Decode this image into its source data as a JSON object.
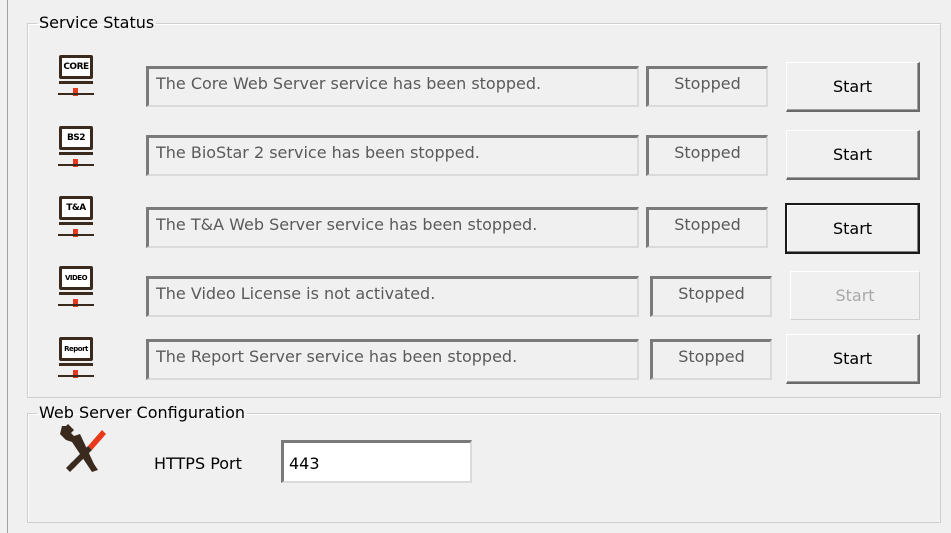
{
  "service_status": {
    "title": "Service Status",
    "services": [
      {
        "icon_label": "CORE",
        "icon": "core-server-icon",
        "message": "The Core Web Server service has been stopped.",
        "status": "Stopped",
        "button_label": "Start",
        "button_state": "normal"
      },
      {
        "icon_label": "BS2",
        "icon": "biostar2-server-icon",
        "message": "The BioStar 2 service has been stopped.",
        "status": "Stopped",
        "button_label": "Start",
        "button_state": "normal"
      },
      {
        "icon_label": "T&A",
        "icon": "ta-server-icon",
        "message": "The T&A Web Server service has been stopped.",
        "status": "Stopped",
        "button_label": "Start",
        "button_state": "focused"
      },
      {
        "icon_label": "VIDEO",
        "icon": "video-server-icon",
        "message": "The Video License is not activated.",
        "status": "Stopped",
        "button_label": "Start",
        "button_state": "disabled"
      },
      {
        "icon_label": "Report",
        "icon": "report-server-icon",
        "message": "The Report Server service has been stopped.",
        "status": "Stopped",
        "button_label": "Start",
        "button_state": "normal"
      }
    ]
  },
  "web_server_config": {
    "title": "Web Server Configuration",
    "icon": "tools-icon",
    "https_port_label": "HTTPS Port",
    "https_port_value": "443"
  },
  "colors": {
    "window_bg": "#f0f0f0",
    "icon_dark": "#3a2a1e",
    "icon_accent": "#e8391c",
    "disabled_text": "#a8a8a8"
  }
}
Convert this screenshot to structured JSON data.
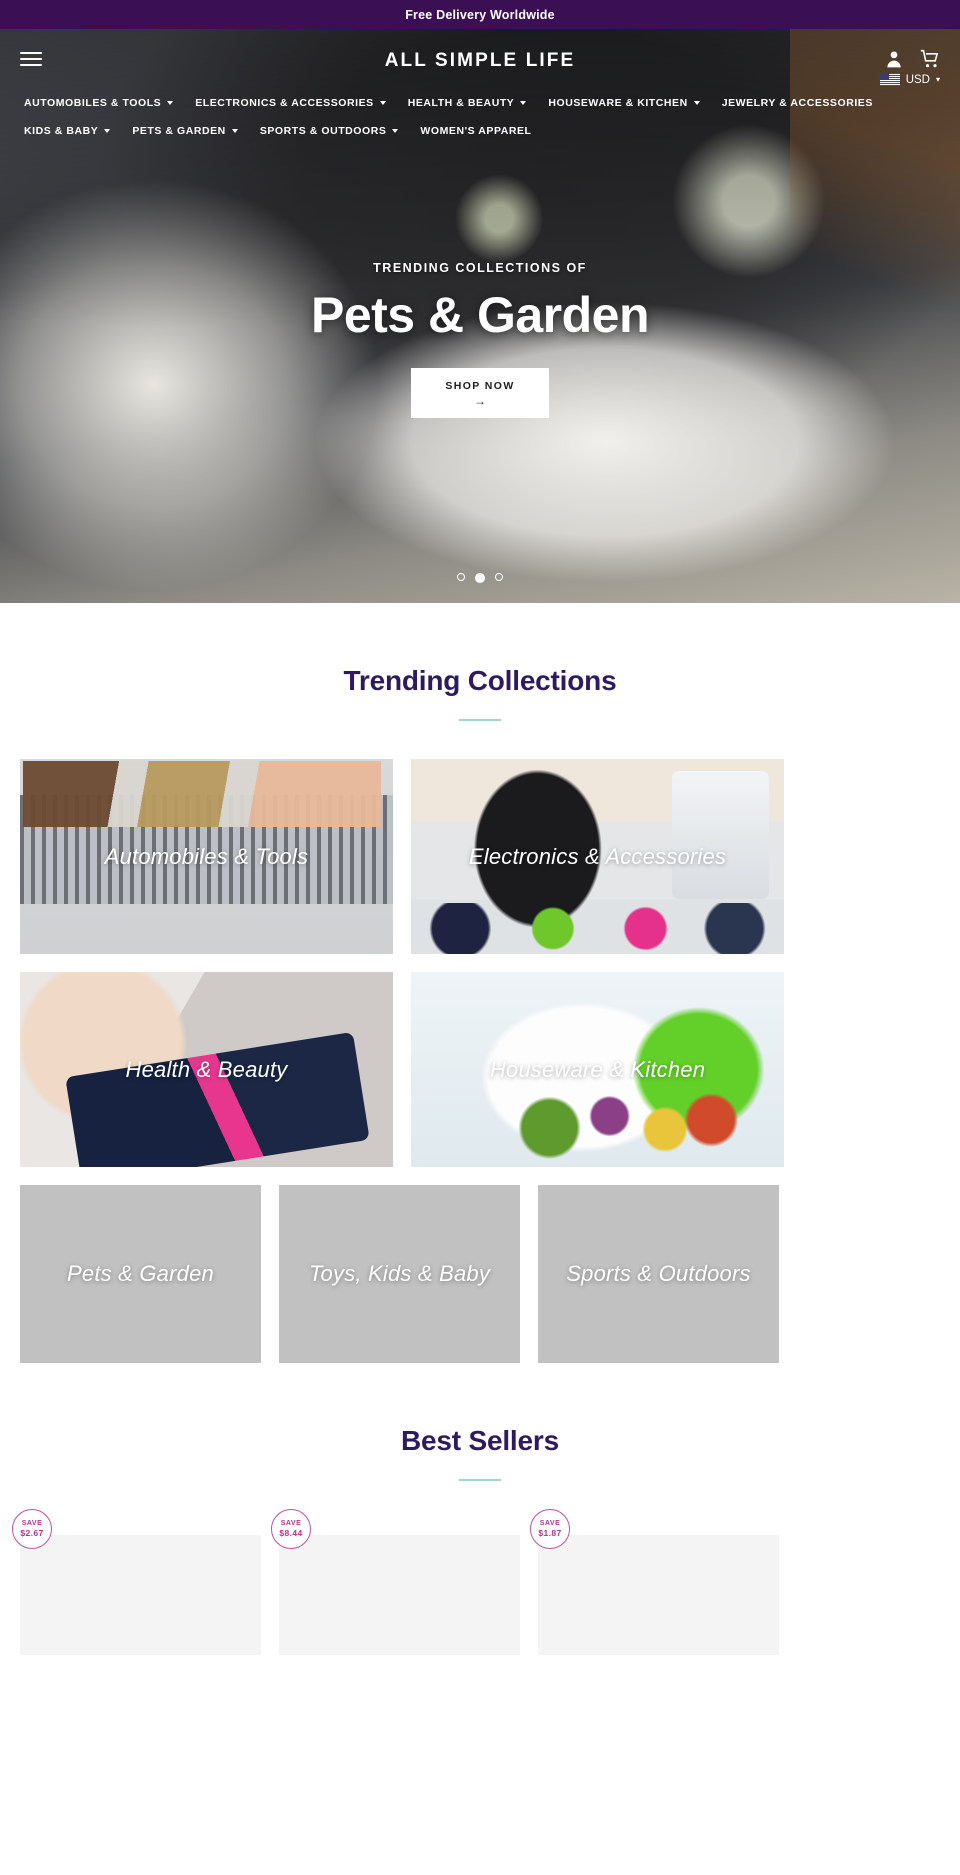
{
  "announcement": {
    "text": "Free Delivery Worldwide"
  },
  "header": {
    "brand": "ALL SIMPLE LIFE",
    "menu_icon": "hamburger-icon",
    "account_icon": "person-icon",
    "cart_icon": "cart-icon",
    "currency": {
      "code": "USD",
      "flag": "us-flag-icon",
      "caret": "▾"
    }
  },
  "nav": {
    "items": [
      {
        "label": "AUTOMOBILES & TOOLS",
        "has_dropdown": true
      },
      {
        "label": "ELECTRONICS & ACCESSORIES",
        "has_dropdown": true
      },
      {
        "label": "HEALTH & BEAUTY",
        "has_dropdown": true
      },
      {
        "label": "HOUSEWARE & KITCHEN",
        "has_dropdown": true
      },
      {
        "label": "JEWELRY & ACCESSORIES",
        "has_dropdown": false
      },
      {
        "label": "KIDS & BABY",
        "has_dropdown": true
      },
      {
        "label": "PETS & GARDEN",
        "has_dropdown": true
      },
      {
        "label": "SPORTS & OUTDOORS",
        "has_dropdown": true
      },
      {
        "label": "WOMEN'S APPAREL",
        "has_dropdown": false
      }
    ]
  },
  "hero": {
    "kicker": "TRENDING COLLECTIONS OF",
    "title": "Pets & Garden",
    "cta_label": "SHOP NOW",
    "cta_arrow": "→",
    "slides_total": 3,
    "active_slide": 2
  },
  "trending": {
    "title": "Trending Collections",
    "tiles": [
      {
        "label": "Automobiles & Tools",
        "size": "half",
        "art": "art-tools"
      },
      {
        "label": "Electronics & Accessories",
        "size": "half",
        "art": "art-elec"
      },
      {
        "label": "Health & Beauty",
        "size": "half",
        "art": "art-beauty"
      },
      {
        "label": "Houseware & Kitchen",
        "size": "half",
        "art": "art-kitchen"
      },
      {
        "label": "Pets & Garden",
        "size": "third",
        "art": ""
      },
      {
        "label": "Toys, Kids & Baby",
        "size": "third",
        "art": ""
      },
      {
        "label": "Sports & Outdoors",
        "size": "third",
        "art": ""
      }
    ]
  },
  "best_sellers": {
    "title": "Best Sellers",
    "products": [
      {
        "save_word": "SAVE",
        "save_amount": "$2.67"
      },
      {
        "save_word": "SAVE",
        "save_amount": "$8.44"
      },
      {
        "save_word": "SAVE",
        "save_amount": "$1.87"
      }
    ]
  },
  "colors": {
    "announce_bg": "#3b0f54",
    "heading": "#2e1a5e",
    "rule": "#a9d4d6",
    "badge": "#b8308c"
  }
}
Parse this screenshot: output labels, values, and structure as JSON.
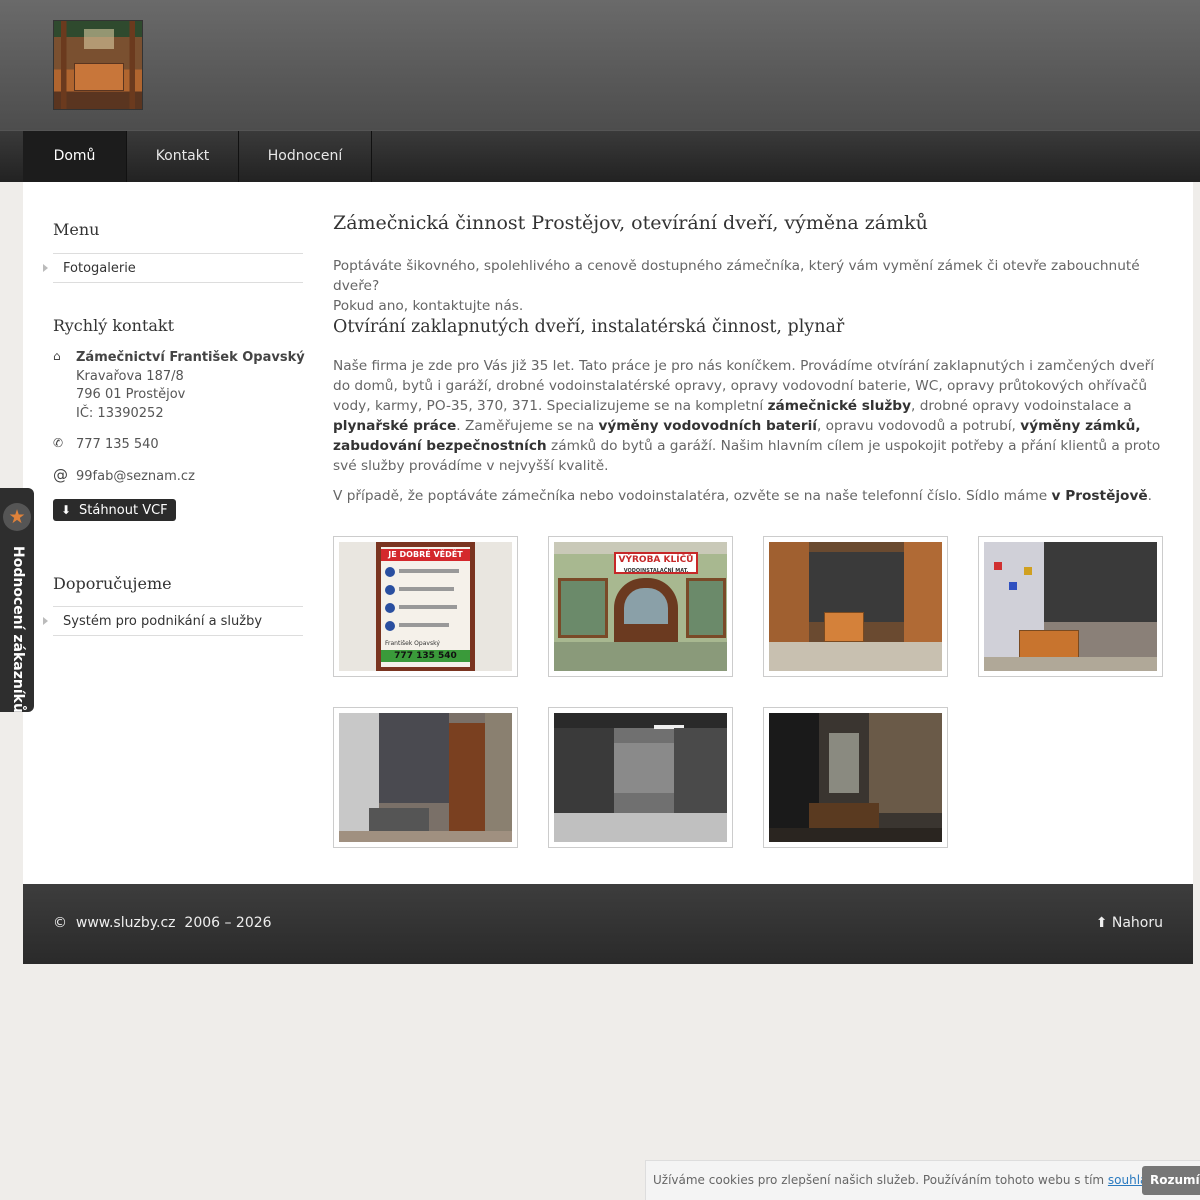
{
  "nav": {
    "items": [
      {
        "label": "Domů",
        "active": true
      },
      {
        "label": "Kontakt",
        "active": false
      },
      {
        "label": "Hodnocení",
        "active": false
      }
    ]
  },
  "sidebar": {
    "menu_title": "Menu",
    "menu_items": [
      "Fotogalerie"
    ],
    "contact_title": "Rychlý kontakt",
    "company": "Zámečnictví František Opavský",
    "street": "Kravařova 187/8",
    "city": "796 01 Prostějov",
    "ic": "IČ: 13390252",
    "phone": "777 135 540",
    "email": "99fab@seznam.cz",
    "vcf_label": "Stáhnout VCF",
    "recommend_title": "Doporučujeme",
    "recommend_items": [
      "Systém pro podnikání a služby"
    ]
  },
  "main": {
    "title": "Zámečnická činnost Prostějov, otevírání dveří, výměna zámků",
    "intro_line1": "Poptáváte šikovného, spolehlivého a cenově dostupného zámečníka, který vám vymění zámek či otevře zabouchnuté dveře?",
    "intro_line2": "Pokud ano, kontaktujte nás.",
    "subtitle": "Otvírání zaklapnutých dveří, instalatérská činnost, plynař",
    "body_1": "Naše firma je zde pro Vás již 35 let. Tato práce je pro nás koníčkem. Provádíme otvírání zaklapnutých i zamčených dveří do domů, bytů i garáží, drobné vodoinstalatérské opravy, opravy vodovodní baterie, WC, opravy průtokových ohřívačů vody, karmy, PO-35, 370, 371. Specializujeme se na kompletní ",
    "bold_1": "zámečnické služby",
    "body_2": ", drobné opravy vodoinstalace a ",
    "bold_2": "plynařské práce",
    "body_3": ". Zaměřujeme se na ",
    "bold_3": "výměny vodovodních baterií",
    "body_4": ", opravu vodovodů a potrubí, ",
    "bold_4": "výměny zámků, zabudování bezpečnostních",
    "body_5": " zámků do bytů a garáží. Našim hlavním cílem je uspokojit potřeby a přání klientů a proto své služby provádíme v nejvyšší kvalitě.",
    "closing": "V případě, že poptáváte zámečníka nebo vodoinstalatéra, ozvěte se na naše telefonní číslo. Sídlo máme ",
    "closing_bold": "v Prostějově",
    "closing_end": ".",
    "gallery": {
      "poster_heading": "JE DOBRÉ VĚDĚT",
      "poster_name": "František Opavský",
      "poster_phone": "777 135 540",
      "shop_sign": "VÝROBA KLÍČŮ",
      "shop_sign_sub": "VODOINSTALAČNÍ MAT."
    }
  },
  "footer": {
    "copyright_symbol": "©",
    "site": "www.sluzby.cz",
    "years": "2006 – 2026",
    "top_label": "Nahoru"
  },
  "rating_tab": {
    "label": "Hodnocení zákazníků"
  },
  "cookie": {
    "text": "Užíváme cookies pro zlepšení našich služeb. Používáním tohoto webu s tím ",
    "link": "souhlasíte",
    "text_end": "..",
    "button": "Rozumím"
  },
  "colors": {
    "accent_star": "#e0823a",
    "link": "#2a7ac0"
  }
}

Goal of the exercise → Would you set down the listing exactly, omitting pictures?

Response for this exercise →
Decode this image into its source data as a JSON object.
{
  "service_status": {
    "title": "Service Status",
    "services": [
      {
        "icon_label": "CORE",
        "icon": "core-server-icon",
        "message": "The Core Web Server service has been stopped.",
        "status": "Stopped",
        "button_label": "Start",
        "button_state": "normal"
      },
      {
        "icon_label": "BS2",
        "icon": "biostar2-server-icon",
        "message": "The BioStar 2 service has been stopped.",
        "status": "Stopped",
        "button_label": "Start",
        "button_state": "normal"
      },
      {
        "icon_label": "T&A",
        "icon": "ta-server-icon",
        "message": "The T&A Web Server service has been stopped.",
        "status": "Stopped",
        "button_label": "Start",
        "button_state": "focused"
      },
      {
        "icon_label": "VIDEO",
        "icon": "video-server-icon",
        "message": "The Video License is not activated.",
        "status": "Stopped",
        "button_label": "Start",
        "button_state": "disabled"
      },
      {
        "icon_label": "Report",
        "icon": "report-server-icon",
        "message": "The Report Server service has been stopped.",
        "status": "Stopped",
        "button_label": "Start",
        "button_state": "normal"
      }
    ]
  },
  "web_server_config": {
    "title": "Web Server Configuration",
    "icon": "tools-icon",
    "https_port_label": "HTTPS Port",
    "https_port_value": "443"
  },
  "colors": {
    "window_bg": "#f0f0f0",
    "icon_dark": "#3a2a1e",
    "icon_accent": "#e8391c",
    "disabled_text": "#a8a8a8"
  }
}
Convert this screenshot to structured JSON data.
{
  "announcement": {
    "text": "Free Delivery Worldwide"
  },
  "header": {
    "brand": "ALL SIMPLE LIFE",
    "menu_icon": "hamburger-icon",
    "account_icon": "person-icon",
    "cart_icon": "cart-icon",
    "currency": {
      "code": "USD",
      "flag": "us-flag-icon",
      "caret": "▾"
    }
  },
  "nav": {
    "items": [
      {
        "label": "AUTOMOBILES & TOOLS",
        "has_dropdown": true
      },
      {
        "label": "ELECTRONICS & ACCESSORIES",
        "has_dropdown": true
      },
      {
        "label": "HEALTH & BEAUTY",
        "has_dropdown": true
      },
      {
        "label": "HOUSEWARE & KITCHEN",
        "has_dropdown": true
      },
      {
        "label": "JEWELRY & ACCESSORIES",
        "has_dropdown": false
      },
      {
        "label": "KIDS & BABY",
        "has_dropdown": true
      },
      {
        "label": "PETS & GARDEN",
        "has_dropdown": true
      },
      {
        "label": "SPORTS & OUTDOORS",
        "has_dropdown": true
      },
      {
        "label": "WOMEN'S APPAREL",
        "has_dropdown": false
      }
    ]
  },
  "hero": {
    "kicker": "TRENDING COLLECTIONS OF",
    "title": "Pets & Garden",
    "cta_label": "SHOP NOW",
    "cta_arrow": "→",
    "slides_total": 3,
    "active_slide": 2
  },
  "trending": {
    "title": "Trending Collections",
    "tiles": [
      {
        "label": "Automobiles & Tools",
        "size": "half",
        "art": "art-tools"
      },
      {
        "label": "Electronics & Accessories",
        "size": "half",
        "art": "art-elec"
      },
      {
        "label": "Health & Beauty",
        "size": "half",
        "art": "art-beauty"
      },
      {
        "label": "Houseware & Kitchen",
        "size": "half",
        "art": "art-kitchen"
      },
      {
        "label": "Pets & Garden",
        "size": "third",
        "art": ""
      },
      {
        "label": "Toys, Kids & Baby",
        "size": "third",
        "art": ""
      },
      {
        "label": "Sports & Outdoors",
        "size": "third",
        "art": ""
      }
    ]
  },
  "best_sellers": {
    "title": "Best Sellers",
    "products": [
      {
        "save_word": "SAVE",
        "save_amount": "$2.67"
      },
      {
        "save_word": "SAVE",
        "save_amount": "$8.44"
      },
      {
        "save_word": "SAVE",
        "save_amount": "$1.87"
      }
    ]
  },
  "colors": {
    "announce_bg": "#3b0f54",
    "heading": "#2e1a5e",
    "rule": "#a9d4d6",
    "badge": "#b8308c"
  }
}
Parse this screenshot: output labels, values, and structure as JSON.
{
  "nav": {
    "items": [
      {
        "label": "Domů",
        "active": true
      },
      {
        "label": "Kontakt",
        "active": false
      },
      {
        "label": "Hodnocení",
        "active": false
      }
    ]
  },
  "sidebar": {
    "menu_title": "Menu",
    "menu_items": [
      "Fotogalerie"
    ],
    "contact_title": "Rychlý kontakt",
    "company": "Zámečnictví František Opavský",
    "street": "Kravařova 187/8",
    "city": "796 01 Prostějov",
    "ic": "IČ: 13390252",
    "phone": "777 135 540",
    "email": "99fab@seznam.cz",
    "vcf_label": "Stáhnout VCF",
    "recommend_title": "Doporučujeme",
    "recommend_items": [
      "Systém pro podnikání a služby"
    ]
  },
  "main": {
    "title": "Zámečnická činnost Prostějov, otevírání dveří, výměna zámků",
    "intro_line1": "Poptáváte šikovného, spolehlivého a cenově dostupného zámečníka, který vám vymění zámek či otevře zabouchnuté dveře?",
    "intro_line2": "Pokud ano, kontaktujte nás.",
    "subtitle": "Otvírání zaklapnutých dveří, instalatérská činnost, plynař",
    "body_1": "Naše firma je zde pro Vás již 35 let. Tato práce je pro nás koníčkem. Provádíme otvírání zaklapnutých i zamčených dveří do domů, bytů i garáží, drobné vodoinstalatérské opravy, opravy vodovodní baterie, WC, opravy průtokových ohřívačů vody, karmy, PO-35, 370, 371. Specializujeme se na kompletní ",
    "bold_1": "zámečnické služby",
    "body_2": ", drobné opravy vodoinstalace a ",
    "bold_2": "plynařské práce",
    "body_3": ". Zaměřujeme se na ",
    "bold_3": "výměny vodovodních baterií",
    "body_4": ", opravu vodovodů a potrubí, ",
    "bold_4": "výměny zámků, zabudování bezpečnostních",
    "body_5": " zámků do bytů a garáží. Našim hlavním cílem je uspokojit potřeby a přání klientů a proto své služby provádíme v nejvyšší kvalitě.",
    "closing": "V případě, že poptáváte zámečníka nebo vodoinstalatéra, ozvěte se na naše telefonní číslo. Sídlo máme ",
    "closing_bold": "v Prostějově",
    "closing_end": ".",
    "gallery": {
      "poster_heading": "JE DOBRÉ VĚDĚT",
      "poster_name": "František Opavský",
      "poster_phone": "777 135 540",
      "shop_sign": "VÝROBA KLÍČŮ",
      "shop_sign_sub": "VODOINSTALAČNÍ MAT."
    }
  },
  "footer": {
    "copyright_symbol": "©",
    "site": "www.sluzby.cz",
    "years": "2006 – 2026",
    "top_label": "Nahoru"
  },
  "rating_tab": {
    "label": "Hodnocení zákazníků"
  },
  "cookie": {
    "text": "Užíváme cookies pro zlepšení našich služeb. Používáním tohoto webu s tím ",
    "link": "souhlasíte",
    "text_end": "..",
    "button": "Rozumím"
  },
  "colors": {
    "accent_star": "#e0823a",
    "link": "#2a7ac0"
  }
}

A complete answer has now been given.